*Required work*
In the entries below, find the lines that contain the word "ylabel" and copy them.

*Records excerpted from a collection*
• • • •

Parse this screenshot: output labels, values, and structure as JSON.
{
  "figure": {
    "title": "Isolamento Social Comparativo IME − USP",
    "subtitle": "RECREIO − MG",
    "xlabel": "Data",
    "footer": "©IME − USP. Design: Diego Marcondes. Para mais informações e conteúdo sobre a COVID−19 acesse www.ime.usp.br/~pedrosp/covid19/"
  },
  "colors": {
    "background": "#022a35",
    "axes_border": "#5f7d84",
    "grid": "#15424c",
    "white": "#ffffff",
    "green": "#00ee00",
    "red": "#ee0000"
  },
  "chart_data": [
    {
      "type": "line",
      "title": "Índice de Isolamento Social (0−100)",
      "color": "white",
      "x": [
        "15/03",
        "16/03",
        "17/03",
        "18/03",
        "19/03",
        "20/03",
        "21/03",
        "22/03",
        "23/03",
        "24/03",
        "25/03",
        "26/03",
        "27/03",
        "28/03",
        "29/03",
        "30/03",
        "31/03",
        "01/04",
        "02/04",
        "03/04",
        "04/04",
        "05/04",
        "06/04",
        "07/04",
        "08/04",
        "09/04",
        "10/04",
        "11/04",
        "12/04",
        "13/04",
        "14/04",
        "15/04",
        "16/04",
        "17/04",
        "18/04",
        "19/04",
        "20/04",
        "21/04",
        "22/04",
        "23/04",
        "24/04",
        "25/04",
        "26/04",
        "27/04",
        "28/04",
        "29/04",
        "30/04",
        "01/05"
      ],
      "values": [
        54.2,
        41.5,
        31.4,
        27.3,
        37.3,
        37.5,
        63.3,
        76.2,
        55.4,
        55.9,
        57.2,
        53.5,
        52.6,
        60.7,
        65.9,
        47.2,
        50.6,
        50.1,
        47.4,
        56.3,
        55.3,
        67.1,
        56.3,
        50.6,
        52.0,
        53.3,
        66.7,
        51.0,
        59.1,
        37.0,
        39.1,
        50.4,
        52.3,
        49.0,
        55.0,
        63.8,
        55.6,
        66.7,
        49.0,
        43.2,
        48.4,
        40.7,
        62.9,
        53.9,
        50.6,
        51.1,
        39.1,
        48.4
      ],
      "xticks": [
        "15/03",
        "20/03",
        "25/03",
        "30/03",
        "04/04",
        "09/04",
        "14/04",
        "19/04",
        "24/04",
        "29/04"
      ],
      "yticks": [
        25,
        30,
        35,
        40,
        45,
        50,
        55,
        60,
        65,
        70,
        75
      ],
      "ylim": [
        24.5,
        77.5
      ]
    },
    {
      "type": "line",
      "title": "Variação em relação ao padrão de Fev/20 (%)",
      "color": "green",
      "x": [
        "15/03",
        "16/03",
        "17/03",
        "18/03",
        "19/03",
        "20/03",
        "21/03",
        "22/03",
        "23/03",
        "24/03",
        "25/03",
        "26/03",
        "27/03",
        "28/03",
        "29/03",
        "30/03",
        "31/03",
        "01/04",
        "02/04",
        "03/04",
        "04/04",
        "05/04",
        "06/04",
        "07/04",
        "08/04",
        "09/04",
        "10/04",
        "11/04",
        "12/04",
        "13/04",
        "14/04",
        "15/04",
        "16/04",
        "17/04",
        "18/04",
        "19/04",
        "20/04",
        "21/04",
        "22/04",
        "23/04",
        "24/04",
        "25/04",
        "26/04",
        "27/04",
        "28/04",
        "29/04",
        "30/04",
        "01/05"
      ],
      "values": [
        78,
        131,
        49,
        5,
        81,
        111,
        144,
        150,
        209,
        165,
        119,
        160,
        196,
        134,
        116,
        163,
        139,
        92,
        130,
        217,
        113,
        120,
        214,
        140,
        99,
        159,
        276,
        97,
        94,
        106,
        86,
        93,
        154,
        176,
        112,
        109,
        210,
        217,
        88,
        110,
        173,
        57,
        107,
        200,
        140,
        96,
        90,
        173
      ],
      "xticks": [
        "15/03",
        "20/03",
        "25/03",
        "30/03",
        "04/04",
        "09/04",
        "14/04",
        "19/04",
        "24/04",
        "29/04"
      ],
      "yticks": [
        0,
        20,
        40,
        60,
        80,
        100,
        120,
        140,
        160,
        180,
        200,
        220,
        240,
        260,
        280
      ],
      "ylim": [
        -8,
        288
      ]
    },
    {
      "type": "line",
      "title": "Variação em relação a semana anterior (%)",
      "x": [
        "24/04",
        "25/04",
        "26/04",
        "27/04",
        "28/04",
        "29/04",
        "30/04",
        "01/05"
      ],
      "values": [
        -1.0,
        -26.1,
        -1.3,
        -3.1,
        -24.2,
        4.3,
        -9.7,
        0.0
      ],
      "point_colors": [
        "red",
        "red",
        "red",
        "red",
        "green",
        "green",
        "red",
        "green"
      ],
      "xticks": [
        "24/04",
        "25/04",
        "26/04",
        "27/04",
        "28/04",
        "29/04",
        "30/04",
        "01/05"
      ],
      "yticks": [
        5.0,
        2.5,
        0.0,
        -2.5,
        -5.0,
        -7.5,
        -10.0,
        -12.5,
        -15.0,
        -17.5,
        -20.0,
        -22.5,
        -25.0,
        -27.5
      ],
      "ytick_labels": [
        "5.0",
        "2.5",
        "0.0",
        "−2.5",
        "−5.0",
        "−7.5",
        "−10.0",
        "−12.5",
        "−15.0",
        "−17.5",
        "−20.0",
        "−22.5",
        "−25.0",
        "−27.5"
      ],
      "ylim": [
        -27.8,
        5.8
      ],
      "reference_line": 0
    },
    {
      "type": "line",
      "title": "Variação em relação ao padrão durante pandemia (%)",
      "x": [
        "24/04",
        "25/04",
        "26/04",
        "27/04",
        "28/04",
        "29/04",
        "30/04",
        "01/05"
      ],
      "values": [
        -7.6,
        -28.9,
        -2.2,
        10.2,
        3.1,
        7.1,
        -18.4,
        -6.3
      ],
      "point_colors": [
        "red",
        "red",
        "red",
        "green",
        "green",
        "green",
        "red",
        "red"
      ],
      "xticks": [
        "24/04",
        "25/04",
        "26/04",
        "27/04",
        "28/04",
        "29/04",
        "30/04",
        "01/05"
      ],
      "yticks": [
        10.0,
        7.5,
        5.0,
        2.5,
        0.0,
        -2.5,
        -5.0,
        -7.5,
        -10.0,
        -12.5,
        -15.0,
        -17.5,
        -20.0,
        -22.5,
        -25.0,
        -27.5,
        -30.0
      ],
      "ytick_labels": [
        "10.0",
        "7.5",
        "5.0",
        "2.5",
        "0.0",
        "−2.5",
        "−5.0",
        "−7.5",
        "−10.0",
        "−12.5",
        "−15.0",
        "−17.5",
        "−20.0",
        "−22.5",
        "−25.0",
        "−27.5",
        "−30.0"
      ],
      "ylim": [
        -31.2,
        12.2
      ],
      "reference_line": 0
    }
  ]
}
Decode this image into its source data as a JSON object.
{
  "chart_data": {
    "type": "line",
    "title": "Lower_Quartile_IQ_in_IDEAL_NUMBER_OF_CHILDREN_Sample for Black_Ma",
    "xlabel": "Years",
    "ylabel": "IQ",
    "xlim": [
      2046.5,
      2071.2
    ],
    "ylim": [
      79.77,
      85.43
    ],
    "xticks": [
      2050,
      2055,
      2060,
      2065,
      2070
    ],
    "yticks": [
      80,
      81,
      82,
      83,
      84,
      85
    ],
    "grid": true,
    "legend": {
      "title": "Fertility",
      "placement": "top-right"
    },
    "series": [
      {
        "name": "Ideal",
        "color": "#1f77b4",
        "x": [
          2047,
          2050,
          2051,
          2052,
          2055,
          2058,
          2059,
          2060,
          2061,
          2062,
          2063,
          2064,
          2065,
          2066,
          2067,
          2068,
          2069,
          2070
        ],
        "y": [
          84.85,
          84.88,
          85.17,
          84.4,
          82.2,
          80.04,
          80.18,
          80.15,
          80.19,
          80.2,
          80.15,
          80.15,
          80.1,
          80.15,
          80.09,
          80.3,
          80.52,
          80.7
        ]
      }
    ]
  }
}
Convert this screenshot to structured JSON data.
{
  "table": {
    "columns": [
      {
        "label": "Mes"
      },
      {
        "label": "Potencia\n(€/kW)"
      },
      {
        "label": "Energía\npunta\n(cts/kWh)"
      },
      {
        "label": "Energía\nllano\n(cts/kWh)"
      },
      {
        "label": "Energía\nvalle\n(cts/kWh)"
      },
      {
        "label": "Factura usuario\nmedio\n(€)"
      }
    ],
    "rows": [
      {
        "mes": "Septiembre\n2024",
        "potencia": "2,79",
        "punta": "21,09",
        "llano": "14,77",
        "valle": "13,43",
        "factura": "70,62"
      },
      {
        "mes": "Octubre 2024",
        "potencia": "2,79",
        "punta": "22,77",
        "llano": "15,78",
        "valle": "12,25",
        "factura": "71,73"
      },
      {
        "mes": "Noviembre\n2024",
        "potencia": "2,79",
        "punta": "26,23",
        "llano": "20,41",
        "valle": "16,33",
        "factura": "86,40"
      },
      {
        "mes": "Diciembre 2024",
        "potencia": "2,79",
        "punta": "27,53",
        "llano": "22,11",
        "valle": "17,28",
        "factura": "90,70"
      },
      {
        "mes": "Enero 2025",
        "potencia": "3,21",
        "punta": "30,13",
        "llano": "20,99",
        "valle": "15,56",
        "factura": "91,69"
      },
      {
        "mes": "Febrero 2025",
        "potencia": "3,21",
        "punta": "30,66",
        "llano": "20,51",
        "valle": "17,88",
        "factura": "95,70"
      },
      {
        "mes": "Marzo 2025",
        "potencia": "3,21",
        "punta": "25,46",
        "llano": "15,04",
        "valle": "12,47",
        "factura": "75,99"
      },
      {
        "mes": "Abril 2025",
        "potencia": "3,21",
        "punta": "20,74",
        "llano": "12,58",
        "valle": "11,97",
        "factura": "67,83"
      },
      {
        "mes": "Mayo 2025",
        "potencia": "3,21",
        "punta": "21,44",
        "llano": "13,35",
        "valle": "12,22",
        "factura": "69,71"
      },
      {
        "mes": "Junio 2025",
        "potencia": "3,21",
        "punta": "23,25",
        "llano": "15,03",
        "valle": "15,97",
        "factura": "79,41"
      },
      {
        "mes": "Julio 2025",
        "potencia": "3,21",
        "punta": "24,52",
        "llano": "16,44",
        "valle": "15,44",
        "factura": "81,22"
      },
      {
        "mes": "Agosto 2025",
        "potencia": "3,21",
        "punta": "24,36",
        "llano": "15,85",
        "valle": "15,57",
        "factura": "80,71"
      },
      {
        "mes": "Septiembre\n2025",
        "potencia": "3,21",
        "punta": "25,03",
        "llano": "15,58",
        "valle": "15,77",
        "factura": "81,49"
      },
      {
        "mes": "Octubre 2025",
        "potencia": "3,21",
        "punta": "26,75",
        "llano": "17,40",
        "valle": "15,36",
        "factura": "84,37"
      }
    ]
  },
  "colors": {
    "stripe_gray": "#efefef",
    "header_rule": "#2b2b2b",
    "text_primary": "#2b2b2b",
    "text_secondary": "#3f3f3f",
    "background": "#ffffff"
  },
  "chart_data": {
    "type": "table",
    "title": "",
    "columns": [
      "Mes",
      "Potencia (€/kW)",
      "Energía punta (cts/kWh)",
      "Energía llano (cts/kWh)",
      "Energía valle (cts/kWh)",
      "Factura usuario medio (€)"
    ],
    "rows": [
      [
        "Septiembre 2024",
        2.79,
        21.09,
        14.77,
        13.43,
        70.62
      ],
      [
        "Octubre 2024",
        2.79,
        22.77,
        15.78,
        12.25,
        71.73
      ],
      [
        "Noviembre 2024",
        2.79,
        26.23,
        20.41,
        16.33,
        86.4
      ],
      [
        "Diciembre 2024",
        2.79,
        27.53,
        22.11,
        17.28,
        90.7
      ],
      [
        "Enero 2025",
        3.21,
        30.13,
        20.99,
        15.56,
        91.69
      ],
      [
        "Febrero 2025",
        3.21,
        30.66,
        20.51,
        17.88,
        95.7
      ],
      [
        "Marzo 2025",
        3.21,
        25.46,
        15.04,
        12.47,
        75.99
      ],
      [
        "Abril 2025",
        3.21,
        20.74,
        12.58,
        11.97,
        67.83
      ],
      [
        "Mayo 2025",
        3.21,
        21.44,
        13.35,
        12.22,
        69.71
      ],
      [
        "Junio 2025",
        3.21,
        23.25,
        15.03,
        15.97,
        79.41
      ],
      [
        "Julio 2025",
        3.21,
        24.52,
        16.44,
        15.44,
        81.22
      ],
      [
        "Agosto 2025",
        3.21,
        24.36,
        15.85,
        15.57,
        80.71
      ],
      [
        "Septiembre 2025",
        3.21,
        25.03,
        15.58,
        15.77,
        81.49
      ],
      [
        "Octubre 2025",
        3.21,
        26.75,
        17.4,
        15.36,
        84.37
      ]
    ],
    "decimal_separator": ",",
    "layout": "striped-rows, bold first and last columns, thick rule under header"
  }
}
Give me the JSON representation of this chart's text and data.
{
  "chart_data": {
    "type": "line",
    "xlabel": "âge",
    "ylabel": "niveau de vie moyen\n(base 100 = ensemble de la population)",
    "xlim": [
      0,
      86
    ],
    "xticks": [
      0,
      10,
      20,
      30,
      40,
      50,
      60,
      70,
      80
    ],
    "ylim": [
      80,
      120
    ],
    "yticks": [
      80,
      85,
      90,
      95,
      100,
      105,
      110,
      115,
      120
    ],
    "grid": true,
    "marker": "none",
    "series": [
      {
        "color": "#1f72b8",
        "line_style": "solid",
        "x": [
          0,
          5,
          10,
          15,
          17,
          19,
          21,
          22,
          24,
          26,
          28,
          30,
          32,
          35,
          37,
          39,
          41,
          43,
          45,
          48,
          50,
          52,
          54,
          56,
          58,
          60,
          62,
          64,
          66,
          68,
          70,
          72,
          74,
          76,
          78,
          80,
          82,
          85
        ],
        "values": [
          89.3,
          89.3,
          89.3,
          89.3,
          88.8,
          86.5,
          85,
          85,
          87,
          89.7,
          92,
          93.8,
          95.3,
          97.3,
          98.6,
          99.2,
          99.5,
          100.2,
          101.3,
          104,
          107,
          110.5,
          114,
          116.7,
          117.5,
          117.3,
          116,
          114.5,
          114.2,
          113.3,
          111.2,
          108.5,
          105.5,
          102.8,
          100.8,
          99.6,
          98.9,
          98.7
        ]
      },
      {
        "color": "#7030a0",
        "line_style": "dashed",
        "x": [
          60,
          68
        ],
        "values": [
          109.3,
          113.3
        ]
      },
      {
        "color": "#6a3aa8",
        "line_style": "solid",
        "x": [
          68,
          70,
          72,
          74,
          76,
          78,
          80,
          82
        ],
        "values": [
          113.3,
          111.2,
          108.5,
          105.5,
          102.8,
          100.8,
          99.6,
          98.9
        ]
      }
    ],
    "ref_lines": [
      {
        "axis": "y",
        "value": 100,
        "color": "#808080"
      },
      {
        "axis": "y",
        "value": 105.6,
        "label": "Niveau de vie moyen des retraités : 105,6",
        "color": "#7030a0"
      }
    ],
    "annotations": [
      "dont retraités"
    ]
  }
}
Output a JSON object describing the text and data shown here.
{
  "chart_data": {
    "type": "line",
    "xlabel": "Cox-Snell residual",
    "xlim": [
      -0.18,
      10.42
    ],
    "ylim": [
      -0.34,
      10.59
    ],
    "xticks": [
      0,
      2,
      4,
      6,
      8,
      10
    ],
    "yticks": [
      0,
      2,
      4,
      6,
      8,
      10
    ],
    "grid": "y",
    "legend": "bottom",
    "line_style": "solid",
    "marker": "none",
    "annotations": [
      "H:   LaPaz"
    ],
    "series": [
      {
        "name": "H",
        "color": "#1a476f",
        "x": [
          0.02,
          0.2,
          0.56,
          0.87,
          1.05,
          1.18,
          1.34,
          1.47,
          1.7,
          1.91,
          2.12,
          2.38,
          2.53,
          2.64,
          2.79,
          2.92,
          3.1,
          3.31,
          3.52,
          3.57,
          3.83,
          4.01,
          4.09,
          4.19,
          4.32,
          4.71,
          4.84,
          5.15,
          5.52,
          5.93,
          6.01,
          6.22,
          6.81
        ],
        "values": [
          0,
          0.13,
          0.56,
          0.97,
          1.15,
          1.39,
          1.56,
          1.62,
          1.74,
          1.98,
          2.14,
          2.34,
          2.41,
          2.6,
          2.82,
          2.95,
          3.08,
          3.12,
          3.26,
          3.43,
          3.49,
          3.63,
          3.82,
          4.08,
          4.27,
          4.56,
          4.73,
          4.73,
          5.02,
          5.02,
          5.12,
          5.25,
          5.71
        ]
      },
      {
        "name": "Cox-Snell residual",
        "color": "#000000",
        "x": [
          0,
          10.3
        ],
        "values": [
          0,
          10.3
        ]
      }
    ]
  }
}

• • • •

*Full answer*
    "ylabel": "IQ",
    "ylabel": "niveau de vie moyen\n(base 100 = ensemble de la population)",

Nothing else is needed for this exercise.